### Task directions
Return every line of the material exactly.

### Material for this task

+-------+

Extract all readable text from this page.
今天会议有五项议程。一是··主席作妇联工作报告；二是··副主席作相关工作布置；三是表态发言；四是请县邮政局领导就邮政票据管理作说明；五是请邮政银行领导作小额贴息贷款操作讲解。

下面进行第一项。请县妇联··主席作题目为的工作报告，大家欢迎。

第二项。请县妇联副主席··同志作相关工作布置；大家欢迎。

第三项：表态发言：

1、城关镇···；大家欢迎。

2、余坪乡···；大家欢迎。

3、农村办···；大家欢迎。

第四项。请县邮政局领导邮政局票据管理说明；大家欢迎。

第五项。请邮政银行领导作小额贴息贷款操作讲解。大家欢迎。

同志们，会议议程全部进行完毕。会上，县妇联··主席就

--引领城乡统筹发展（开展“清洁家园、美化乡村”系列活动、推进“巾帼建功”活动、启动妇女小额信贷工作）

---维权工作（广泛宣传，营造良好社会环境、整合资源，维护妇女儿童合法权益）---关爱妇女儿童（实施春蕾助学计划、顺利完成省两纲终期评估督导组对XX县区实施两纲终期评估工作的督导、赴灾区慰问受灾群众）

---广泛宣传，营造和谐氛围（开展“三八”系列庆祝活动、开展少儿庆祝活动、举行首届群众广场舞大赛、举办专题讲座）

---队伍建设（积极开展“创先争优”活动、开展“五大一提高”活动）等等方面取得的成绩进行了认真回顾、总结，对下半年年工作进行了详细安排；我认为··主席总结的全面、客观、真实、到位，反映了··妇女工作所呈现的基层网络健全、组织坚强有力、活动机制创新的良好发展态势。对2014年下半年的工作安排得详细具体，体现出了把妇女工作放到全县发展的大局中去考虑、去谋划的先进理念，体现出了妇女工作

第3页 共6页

+-------+

### Response to the task
Extract all readable text from this page.
今天会议有五项议程。一是··主席作妇联工作报告；二是··副主席作相关工作布置；三是表态发言；四是请县邮政局领导就邮政票据管理作说明；五是请邮政银行领导作小额贴息贷款操作讲解。

下面进行第一项。请县妇联··主席作题目为的工作报告，大家欢迎。

第二项。请县妇联副主席··同志作相关工作布置；大家欢迎。

第三项：表态发言：

1、城关镇···；大家欢迎。

2、余坪乡···；大家欢迎。

3、农村办···；大家欢迎。

第四项。请县邮政局领导邮政局票据管理说明；大家欢迎。

第五项。请邮政银行领导作小额贴息贷款操作讲解。大家欢迎。

同志们，会议议程全部进行完毕。会上，县妇联··主席就

--引领城乡统筹发展（开展“清洁家园、美化乡村”系列活动、推进“巾帼建功”活动、启动妇女小额信贷工作）

---维权工作（广泛宣传，营造良好社会环境、整合资源，维护妇女儿童合法权益）---关爱妇女儿童（实施春蕾助学计划、顺利完成省两纲终期评估督导组对XX县区实施两纲终期评估工作的督导、赴灾区慰问受灾群众）

---广泛宣传，营造和谐氛围（开展“三八”系列庆祝活动、开展少儿庆祝活动、举行首届群众广场舞大赛、举办专题讲座）

---队伍建设（积极开展“创先争优”活动、开展“五大一提高”活动）等等方面取得的成绩进行了认真回顾、总结，对下半年年工作进行了详细安排；我认为··主席总结的全面、客观、真实、到位，反映了··妇女工作所呈现的基层网络健全、组织坚强有力、活动机制创新的良好发展态势。对2014年下半年的工作安排得详细具体，体现出了把妇女工作放到全县发展的大局中去考虑、去谋划的先进理念，体现出了妇女工作

第3页 共6页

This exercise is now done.